__Stated exercise__.
Report how many lines of the records below include the word "而且涉及了社会因素". Give nothing but the number.

__Data items__.
- - - - - - -

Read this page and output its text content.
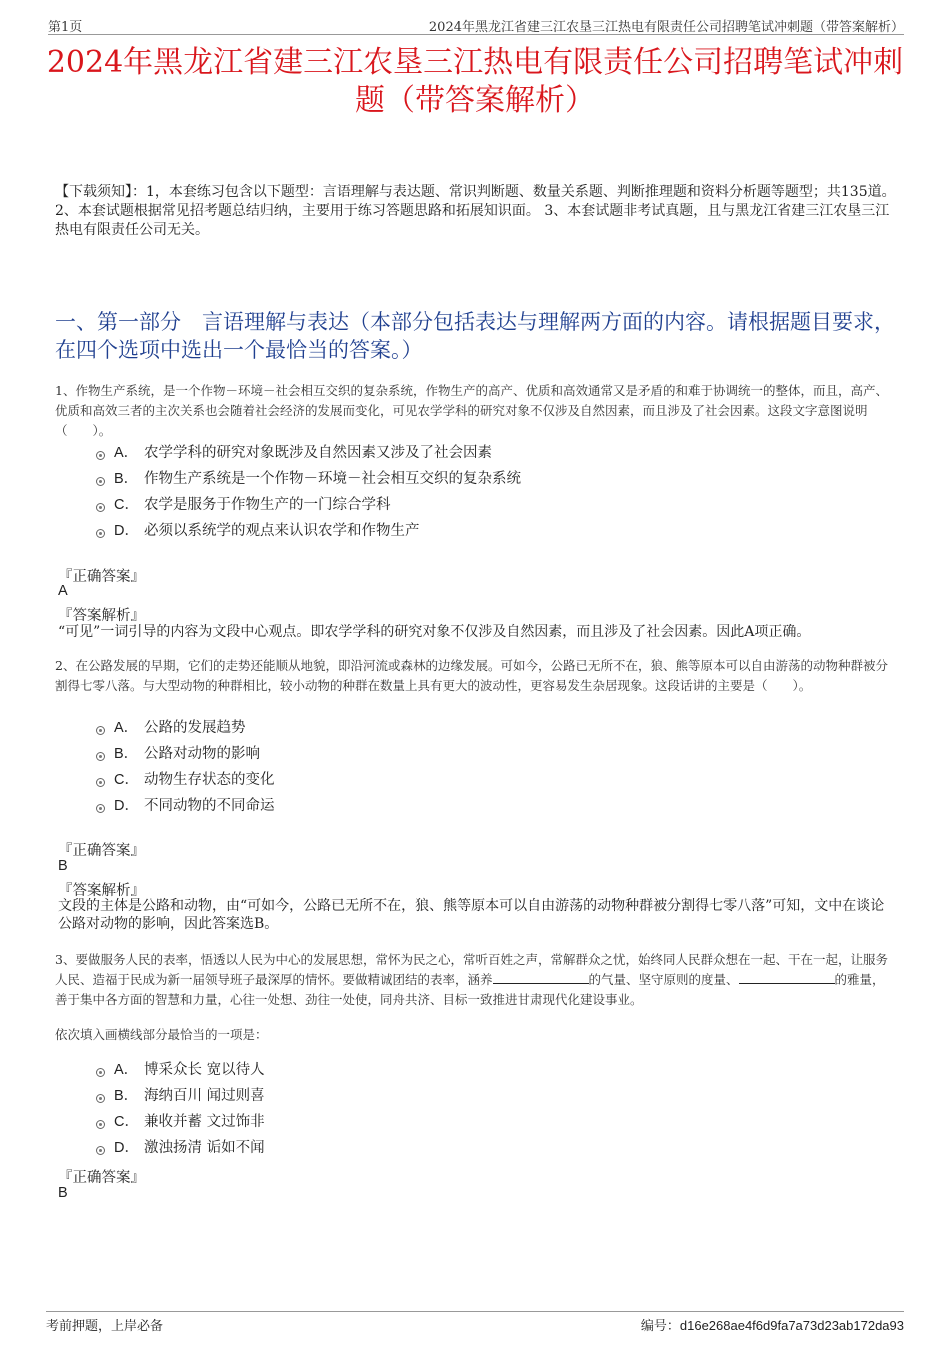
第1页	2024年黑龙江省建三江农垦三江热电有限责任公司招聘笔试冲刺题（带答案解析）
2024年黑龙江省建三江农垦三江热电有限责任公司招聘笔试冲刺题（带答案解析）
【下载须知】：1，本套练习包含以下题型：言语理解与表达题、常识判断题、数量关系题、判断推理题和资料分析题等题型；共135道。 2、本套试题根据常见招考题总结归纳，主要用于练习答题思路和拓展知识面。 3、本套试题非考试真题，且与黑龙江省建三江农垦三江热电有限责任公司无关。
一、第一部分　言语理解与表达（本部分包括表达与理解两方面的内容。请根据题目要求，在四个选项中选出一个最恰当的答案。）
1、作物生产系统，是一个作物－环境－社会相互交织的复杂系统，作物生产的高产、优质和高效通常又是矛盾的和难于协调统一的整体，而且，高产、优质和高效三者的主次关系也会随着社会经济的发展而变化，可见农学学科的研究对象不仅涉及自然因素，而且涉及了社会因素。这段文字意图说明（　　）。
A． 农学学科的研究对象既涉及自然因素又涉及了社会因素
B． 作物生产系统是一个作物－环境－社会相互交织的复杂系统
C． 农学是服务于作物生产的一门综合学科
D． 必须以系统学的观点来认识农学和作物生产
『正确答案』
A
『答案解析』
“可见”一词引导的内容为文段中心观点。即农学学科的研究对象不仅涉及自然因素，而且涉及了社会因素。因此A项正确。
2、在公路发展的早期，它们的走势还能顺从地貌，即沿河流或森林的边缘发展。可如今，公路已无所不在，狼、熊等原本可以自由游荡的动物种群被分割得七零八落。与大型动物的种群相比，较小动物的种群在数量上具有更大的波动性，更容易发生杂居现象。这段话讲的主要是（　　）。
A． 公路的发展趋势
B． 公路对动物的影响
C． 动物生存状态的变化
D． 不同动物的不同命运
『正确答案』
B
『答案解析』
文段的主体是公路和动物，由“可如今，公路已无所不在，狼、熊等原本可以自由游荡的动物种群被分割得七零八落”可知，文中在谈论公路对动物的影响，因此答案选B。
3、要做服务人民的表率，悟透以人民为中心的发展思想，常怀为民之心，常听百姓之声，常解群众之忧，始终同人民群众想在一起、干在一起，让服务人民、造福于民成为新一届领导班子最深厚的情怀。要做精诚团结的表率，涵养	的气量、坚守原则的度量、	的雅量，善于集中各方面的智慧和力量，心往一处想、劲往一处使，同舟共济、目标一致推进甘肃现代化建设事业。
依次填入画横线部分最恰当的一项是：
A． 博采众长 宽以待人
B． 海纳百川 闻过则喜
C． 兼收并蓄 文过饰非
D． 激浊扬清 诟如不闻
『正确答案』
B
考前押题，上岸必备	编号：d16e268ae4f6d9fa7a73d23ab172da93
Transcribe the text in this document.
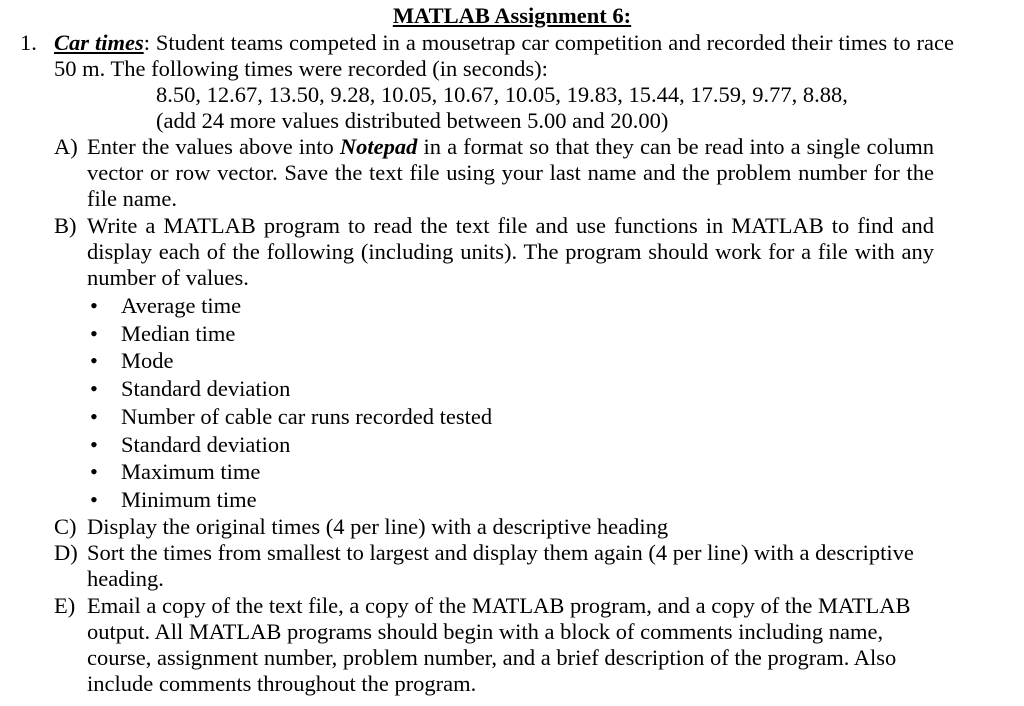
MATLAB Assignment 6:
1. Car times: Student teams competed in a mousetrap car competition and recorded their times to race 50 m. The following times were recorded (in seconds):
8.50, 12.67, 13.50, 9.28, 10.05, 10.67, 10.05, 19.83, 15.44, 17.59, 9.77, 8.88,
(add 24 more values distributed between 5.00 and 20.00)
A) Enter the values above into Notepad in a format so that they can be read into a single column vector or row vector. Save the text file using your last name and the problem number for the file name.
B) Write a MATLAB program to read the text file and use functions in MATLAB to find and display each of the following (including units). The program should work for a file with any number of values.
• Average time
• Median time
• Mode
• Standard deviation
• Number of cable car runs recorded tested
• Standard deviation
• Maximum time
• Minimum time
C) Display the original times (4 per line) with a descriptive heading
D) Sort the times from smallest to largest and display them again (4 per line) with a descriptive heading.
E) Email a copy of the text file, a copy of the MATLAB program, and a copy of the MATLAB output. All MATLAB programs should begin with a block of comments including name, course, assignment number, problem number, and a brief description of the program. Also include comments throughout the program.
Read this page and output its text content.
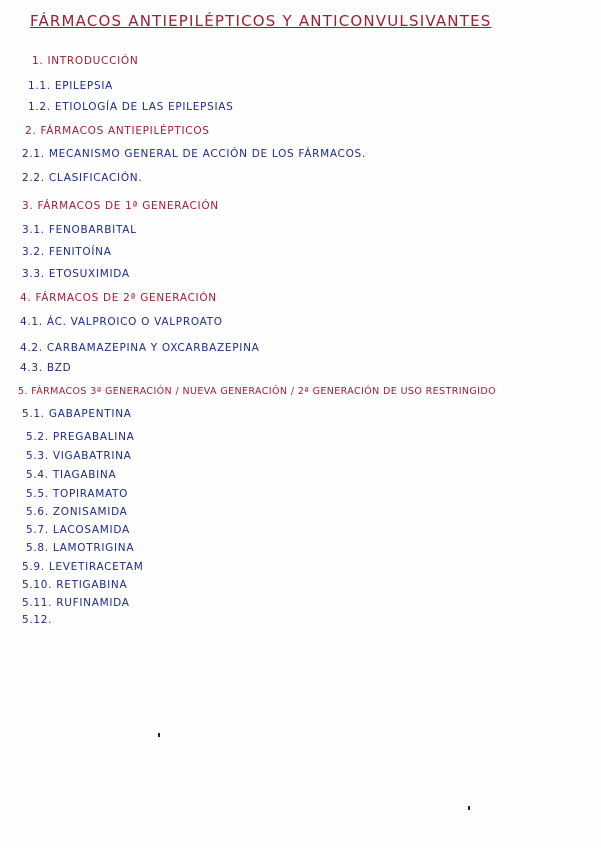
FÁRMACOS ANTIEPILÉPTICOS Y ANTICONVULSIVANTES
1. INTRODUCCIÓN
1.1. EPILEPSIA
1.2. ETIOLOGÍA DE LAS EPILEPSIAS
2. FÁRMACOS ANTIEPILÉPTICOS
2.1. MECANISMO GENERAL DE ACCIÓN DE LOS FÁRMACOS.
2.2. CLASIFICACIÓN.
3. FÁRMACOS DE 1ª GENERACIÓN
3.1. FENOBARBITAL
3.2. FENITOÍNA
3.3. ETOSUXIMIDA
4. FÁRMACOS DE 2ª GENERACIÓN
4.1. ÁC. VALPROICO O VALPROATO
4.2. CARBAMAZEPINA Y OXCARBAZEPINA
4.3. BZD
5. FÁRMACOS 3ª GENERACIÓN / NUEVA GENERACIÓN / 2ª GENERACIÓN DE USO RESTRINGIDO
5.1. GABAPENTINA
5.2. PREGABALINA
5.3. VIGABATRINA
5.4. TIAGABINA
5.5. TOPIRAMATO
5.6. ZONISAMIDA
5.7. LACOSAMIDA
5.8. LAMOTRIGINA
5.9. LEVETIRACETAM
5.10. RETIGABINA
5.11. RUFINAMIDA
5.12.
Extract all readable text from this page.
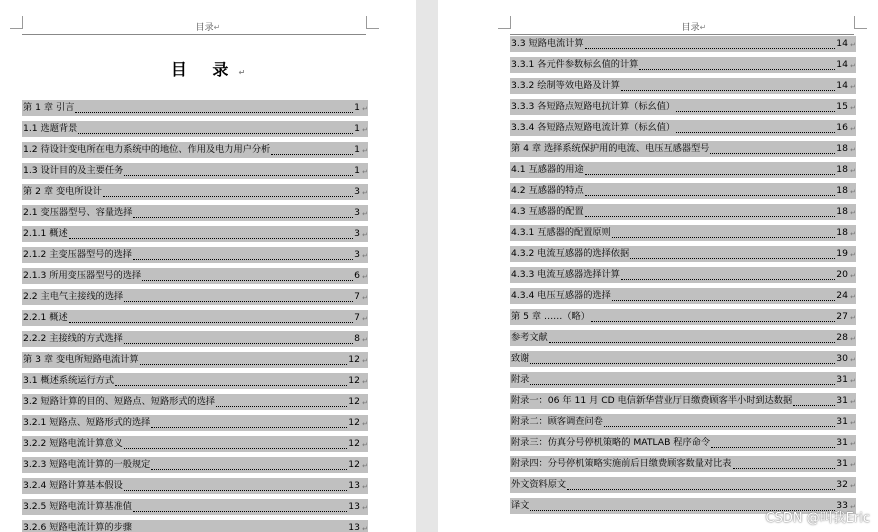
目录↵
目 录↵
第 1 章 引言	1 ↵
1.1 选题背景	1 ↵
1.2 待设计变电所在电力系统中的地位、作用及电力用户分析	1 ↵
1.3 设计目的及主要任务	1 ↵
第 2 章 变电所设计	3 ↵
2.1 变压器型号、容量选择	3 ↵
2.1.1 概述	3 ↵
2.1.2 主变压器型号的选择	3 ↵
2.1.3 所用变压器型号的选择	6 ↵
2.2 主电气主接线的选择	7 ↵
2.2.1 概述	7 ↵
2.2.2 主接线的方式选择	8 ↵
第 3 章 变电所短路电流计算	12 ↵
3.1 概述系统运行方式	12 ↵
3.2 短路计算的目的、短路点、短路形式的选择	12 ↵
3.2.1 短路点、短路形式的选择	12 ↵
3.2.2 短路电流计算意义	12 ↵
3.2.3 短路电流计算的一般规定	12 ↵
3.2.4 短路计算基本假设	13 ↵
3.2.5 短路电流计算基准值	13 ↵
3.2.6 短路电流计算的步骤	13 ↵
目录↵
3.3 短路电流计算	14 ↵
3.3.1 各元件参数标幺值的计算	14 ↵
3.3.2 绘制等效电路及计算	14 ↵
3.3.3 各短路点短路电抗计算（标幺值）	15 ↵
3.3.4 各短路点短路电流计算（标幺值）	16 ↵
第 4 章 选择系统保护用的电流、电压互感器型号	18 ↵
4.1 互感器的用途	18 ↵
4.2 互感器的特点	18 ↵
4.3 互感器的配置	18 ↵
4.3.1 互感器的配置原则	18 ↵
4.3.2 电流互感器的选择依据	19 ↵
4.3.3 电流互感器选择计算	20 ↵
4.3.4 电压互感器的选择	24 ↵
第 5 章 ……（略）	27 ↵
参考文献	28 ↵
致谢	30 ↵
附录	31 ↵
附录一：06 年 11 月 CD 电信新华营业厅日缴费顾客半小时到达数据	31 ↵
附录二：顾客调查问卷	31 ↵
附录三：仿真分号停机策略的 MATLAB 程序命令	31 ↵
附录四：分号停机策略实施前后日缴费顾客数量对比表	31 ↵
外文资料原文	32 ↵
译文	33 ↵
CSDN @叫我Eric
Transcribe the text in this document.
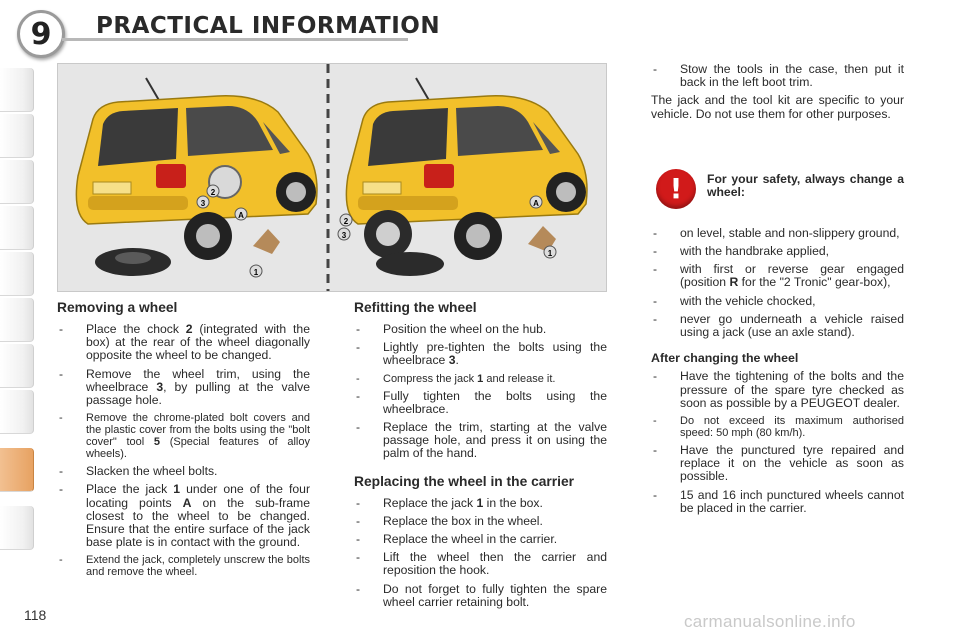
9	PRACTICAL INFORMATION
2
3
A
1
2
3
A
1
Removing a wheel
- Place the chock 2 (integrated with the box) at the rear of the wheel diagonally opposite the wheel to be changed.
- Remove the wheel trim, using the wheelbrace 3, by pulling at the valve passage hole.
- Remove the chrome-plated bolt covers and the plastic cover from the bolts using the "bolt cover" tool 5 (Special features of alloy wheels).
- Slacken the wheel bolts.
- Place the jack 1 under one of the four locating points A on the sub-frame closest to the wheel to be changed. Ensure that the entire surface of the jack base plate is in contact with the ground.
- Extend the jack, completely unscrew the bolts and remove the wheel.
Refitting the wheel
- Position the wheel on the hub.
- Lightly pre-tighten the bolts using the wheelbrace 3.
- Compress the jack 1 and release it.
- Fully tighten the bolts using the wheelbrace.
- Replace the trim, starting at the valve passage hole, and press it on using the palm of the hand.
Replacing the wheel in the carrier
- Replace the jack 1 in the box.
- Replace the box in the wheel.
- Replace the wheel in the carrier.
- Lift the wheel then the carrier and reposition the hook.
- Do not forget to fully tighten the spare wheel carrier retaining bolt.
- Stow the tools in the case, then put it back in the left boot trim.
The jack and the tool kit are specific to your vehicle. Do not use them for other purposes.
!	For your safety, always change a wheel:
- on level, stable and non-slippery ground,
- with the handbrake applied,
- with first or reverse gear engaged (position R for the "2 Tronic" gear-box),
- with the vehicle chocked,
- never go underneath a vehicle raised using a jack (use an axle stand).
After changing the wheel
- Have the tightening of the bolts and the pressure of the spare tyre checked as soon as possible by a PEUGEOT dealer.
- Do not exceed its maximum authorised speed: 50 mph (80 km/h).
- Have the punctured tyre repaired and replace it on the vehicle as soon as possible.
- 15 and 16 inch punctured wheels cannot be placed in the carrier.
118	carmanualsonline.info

- - - - - - -

__Full solution__.
2